▶ _TASK GOAL_
Please find all lines in the data that hold the string "this" and copy them.

● ● ● ●

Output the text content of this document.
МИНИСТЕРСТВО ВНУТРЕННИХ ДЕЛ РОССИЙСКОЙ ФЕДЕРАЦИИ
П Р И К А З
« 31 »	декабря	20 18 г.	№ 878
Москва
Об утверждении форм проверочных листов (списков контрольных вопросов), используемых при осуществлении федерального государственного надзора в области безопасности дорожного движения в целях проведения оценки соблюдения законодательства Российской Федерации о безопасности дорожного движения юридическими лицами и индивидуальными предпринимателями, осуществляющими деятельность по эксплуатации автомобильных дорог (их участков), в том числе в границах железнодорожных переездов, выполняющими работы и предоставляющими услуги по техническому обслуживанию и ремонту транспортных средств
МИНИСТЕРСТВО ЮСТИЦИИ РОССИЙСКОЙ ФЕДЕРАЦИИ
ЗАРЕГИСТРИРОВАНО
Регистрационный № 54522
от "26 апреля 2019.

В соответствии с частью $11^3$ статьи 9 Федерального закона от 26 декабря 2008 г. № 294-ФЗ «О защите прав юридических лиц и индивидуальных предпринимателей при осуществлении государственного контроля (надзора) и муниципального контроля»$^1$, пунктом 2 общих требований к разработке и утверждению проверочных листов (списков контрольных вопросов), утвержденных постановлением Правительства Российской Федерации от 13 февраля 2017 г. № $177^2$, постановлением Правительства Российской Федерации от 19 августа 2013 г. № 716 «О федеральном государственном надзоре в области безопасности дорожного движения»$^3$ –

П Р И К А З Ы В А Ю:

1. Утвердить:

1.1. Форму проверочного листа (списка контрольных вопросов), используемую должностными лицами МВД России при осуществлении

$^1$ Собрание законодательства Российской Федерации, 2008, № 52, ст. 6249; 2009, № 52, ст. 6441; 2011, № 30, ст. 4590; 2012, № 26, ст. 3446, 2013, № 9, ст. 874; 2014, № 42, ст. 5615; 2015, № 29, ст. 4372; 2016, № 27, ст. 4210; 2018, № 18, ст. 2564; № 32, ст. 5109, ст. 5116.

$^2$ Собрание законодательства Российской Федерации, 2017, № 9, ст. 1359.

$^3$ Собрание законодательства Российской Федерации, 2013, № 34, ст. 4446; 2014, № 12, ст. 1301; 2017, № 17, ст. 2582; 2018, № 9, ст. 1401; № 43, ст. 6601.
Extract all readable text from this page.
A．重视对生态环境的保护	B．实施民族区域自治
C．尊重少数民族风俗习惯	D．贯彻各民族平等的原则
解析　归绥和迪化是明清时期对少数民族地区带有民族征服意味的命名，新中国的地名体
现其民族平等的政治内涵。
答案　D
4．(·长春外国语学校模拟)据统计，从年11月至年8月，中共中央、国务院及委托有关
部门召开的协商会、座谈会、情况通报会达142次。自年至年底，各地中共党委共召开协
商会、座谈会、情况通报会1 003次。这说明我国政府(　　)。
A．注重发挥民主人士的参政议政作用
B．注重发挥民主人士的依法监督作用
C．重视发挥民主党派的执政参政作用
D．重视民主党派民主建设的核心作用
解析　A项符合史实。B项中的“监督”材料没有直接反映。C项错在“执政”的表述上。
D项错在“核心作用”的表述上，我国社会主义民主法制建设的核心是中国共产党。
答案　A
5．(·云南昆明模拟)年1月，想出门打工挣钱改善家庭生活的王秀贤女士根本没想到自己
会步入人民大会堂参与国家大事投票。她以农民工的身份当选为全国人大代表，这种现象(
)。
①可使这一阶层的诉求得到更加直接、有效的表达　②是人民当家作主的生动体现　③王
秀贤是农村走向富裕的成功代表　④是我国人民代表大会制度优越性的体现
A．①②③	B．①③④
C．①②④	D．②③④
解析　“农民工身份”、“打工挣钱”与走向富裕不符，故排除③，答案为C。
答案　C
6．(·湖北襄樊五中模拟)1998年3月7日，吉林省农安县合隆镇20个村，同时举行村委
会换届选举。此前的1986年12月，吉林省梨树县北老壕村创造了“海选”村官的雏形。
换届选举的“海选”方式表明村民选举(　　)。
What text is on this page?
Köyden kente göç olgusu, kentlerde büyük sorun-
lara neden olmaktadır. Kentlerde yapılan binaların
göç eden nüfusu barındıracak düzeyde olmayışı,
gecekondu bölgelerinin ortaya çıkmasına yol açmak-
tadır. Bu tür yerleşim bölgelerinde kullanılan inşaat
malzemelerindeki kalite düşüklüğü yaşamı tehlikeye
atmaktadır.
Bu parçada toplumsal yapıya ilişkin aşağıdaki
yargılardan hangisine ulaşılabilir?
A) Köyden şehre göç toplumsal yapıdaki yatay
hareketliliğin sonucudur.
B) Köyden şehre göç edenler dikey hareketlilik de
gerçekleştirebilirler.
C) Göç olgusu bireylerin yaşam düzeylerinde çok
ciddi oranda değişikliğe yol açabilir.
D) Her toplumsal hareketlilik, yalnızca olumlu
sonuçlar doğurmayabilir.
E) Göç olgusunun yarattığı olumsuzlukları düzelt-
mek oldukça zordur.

● ● ● ●

▶ _FULL ANSWER_
Output the text content of this document.
Extract all readable text from this page.
What text is on this page?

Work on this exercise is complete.